── SUPPLIED MATERIAL
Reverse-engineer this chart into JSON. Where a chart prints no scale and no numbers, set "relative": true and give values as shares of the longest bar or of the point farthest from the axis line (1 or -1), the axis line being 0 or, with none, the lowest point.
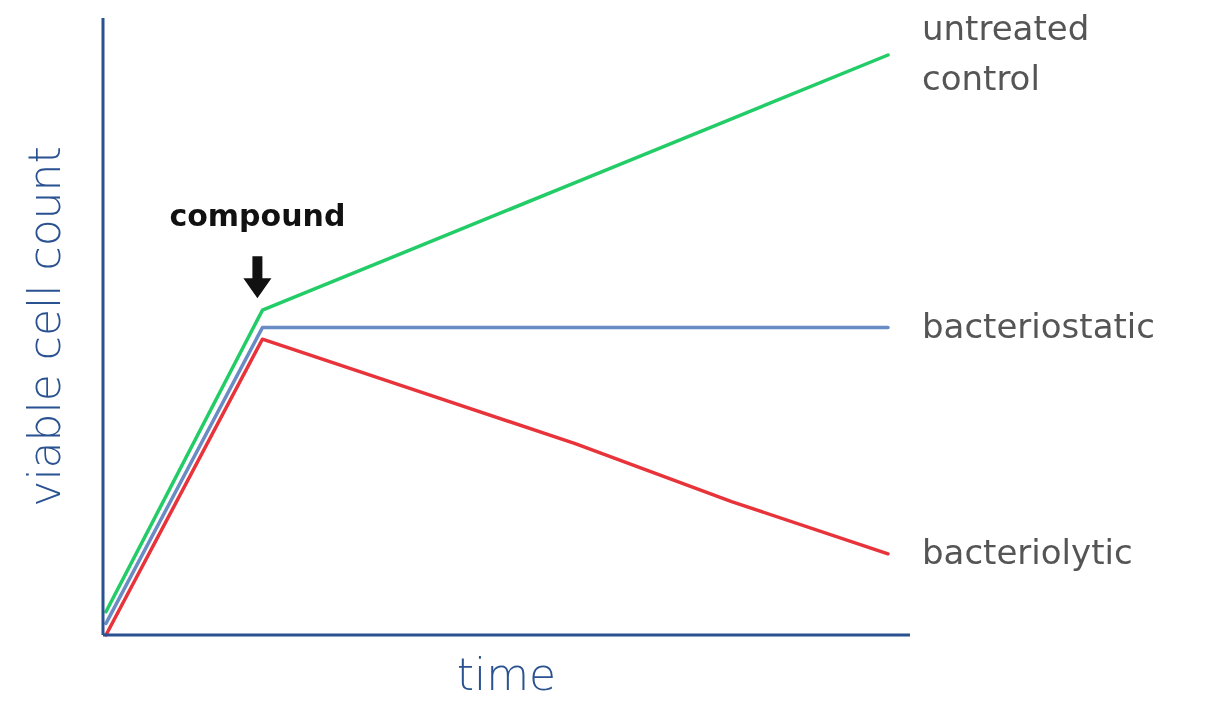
{
  "chart_data": {
    "type": "line",
    "relative": true,
    "xlabel": "time",
    "ylabel": "viable cell count",
    "legend": false,
    "categories": [
      null,
      null,
      null,
      null,
      null,
      null
    ],
    "annotations": [
      "compound"
    ],
    "series": [
      {
        "name": "untreated control",
        "color": "#22cc66",
        "values": [
          0.04,
          0.56,
          0.67,
          0.78,
          0.89,
          1
        ]
      },
      {
        "name": "bacteriostatic",
        "color": "#6a8cc4",
        "values": [
          0.02,
          0.53,
          0.53,
          0.53,
          0.53,
          0.53
        ]
      },
      {
        "name": "bacteriolytic",
        "color": "#e8333a",
        "values": [
          0,
          0.51,
          0.42,
          0.33,
          0.23,
          0.14
        ]
      }
    ]
  }
}
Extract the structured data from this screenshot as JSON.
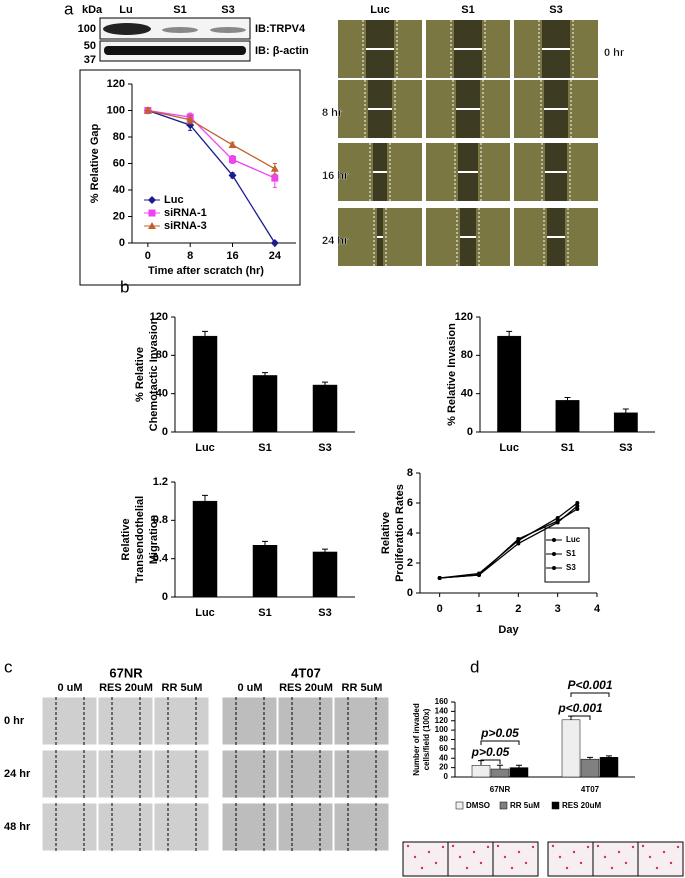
────
TASK INSTRUCTIONS
Leave the images out as you retype each line of the material exactly.

ANSWER TO THE EXERCISE
Reverse-engineer this chart into JSON. Where a chart prints no scale and no numbers, set "relative": true and give values as shares of the longest bar or of the point farthest from the axis line (1 or -1), the axis line being 0 or, with none, the lowest point.
{
  "chart_data": {
    "type": "line",
    "relative": true,
    "xlabel": "time",
    "ylabel": "viable cell count",
    "legend": false,
    "categories": [
      null,
      null,
      null,
      null,
      null,
      null
    ],
    "annotations": [
      "compound"
    ],
    "series": [
      {
        "name": "untreated control",
        "color": "#22cc66",
        "values": [
          0.04,
          0.56,
          0.67,
          0.78,
          0.89,
          1
        ]
      },
      {
        "name": "bacteriostatic",
        "color": "#6a8cc4",
        "values": [
          0.02,
          0.53,
          0.53,
          0.53,
          0.53,
          0.53
        ]
      },
      {
        "name": "bacteriolytic",
        "color": "#e8333a",
        "values": [
          0,
          0.51,
          0.42,
          0.33,
          0.23,
          0.14
        ]
      }
    ]
  }
}
Extract the structured data from this screenshot as JSON.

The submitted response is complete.